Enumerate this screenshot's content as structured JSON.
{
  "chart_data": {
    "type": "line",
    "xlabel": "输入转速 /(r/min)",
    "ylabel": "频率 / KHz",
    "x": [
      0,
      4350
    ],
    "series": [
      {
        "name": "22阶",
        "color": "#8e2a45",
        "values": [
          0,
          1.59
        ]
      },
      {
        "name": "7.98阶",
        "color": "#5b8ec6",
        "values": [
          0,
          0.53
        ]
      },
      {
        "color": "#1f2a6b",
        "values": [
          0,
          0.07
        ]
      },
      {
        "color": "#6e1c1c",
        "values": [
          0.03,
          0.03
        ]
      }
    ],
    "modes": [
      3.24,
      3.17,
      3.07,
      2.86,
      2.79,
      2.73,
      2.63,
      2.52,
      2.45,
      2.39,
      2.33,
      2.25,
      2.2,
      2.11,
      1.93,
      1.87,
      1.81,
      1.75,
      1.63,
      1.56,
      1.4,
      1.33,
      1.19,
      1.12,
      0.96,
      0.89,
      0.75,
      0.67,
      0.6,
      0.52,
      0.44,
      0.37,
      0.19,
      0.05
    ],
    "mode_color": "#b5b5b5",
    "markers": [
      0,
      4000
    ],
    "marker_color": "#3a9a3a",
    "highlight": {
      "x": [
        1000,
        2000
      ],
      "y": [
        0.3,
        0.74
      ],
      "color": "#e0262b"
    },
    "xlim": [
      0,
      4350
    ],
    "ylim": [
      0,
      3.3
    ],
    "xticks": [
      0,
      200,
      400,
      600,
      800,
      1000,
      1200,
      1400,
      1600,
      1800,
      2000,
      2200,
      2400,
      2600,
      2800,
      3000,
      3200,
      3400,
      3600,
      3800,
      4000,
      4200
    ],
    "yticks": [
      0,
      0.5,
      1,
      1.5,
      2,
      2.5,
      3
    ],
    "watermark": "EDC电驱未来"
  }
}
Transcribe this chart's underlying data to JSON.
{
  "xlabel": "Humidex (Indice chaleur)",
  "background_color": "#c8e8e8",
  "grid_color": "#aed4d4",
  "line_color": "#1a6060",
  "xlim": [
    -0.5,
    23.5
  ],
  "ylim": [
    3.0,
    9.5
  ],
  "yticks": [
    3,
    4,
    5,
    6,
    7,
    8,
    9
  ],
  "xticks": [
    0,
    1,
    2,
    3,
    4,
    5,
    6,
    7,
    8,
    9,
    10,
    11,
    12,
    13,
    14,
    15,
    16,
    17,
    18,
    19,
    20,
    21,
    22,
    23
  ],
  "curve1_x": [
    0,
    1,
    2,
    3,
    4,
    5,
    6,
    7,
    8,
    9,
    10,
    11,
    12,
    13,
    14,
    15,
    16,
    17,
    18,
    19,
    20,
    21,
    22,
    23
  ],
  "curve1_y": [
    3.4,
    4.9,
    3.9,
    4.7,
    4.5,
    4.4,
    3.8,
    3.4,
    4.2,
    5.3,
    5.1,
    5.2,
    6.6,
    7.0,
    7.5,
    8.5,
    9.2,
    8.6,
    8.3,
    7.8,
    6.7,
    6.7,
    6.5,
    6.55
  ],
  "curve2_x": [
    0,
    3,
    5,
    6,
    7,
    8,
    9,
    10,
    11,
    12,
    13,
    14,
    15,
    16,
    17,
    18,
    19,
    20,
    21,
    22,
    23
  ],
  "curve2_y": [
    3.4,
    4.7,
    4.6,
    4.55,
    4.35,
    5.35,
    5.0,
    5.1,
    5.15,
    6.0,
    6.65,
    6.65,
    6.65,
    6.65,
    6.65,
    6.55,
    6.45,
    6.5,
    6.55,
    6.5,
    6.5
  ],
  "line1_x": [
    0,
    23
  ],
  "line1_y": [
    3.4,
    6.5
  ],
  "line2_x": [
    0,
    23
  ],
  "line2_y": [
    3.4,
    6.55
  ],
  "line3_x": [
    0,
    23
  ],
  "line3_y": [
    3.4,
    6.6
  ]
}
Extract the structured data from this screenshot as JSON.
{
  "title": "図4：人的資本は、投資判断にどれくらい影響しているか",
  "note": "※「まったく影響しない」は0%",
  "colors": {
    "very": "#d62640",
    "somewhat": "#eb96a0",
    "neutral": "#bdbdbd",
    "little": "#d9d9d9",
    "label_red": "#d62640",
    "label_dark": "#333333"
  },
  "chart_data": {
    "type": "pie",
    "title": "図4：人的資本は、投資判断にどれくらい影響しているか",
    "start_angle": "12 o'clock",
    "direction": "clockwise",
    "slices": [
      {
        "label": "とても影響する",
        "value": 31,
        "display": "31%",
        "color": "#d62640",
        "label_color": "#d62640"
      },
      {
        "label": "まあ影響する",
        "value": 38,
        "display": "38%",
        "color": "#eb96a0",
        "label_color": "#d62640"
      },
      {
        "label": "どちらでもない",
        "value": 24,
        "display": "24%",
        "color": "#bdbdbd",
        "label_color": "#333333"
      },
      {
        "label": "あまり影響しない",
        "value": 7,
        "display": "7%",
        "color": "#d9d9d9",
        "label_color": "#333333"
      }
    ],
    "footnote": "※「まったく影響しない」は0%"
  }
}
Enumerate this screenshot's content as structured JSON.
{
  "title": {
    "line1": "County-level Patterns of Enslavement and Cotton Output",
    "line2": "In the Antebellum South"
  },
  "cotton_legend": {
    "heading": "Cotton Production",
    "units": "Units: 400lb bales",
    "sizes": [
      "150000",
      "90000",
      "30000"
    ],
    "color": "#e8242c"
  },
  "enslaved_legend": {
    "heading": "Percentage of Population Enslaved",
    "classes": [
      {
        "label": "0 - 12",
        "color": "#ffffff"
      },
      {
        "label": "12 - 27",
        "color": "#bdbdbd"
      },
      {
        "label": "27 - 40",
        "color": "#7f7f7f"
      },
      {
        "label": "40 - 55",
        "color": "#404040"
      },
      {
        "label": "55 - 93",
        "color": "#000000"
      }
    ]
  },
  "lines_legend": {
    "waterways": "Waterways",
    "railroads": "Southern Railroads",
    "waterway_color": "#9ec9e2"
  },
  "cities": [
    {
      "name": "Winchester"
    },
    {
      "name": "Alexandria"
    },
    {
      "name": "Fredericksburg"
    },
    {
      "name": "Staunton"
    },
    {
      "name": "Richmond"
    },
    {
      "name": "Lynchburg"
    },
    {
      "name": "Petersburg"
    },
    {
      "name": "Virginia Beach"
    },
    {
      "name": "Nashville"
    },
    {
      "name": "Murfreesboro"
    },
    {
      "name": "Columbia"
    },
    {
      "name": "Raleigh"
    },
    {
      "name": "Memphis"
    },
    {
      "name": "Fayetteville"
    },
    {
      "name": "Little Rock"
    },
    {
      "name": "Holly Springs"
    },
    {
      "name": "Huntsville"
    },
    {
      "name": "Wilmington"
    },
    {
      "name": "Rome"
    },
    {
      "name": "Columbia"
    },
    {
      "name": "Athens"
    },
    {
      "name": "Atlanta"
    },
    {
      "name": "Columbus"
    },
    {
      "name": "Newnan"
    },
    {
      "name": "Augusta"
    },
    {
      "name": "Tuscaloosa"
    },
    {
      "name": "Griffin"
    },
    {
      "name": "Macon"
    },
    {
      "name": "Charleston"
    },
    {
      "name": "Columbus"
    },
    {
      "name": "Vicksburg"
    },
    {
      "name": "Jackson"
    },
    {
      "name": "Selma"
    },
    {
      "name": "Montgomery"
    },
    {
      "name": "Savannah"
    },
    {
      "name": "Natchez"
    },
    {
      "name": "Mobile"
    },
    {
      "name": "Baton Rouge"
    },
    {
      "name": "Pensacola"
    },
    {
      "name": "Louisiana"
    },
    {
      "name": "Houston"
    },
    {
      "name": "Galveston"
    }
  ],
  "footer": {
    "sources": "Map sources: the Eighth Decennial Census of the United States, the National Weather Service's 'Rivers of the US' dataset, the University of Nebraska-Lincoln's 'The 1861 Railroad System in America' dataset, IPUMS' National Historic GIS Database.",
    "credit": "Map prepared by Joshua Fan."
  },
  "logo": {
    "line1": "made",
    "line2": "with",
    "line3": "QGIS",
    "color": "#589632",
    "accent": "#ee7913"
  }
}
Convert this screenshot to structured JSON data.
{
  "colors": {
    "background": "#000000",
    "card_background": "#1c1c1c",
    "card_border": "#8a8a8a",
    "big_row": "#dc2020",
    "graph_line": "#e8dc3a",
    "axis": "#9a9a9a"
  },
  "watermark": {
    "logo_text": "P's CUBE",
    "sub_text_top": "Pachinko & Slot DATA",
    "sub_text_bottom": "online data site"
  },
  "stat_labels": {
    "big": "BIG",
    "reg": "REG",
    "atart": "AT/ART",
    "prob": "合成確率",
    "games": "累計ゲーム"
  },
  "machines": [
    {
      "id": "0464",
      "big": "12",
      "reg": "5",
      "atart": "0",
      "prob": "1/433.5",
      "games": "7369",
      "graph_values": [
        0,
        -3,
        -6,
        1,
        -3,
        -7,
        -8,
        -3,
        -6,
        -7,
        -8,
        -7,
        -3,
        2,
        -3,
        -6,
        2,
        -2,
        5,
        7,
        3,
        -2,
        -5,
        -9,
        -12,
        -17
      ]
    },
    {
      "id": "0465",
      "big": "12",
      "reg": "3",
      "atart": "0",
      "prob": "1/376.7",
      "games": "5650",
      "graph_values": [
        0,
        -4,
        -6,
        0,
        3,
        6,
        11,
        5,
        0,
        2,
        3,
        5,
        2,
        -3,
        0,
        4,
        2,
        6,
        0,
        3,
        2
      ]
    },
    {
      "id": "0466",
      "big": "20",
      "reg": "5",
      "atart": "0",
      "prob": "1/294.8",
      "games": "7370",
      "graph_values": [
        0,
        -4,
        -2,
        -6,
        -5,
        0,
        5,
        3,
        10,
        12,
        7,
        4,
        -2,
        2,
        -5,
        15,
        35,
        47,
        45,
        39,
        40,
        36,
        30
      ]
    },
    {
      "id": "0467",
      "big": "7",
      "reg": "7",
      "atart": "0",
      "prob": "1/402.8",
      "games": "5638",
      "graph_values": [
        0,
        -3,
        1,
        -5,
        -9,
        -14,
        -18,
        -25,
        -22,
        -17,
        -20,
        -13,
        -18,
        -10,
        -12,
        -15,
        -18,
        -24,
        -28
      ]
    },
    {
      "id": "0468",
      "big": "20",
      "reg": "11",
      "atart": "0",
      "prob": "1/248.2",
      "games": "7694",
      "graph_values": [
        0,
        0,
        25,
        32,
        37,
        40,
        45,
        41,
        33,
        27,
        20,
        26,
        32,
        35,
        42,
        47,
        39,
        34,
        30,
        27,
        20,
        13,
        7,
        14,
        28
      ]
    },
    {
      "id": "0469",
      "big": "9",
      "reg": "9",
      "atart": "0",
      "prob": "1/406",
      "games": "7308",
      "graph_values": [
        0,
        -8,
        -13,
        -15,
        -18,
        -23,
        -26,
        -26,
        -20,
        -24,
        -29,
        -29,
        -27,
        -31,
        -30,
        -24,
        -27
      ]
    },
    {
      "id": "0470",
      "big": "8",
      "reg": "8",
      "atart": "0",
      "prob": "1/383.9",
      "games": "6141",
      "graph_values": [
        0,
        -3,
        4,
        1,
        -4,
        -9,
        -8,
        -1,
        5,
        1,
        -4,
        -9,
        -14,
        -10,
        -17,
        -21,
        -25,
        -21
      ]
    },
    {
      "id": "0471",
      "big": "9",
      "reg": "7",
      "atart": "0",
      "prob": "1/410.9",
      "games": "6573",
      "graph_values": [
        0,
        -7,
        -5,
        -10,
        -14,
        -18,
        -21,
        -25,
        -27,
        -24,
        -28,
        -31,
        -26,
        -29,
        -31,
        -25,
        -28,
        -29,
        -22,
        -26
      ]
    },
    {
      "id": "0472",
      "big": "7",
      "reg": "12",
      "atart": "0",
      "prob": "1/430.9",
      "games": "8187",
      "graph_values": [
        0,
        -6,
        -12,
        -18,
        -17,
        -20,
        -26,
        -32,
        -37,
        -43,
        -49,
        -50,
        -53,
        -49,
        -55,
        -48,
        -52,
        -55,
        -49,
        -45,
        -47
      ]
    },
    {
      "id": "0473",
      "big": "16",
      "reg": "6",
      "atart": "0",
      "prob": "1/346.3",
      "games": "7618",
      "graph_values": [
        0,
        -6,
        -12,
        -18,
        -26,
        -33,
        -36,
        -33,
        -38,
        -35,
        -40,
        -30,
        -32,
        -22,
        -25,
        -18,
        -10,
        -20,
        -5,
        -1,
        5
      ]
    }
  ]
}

____________________

— THE PROBLEM —
The answer is one number: how many lines of the material above contain "人的資本は".

— SOLUTION BELOW —
2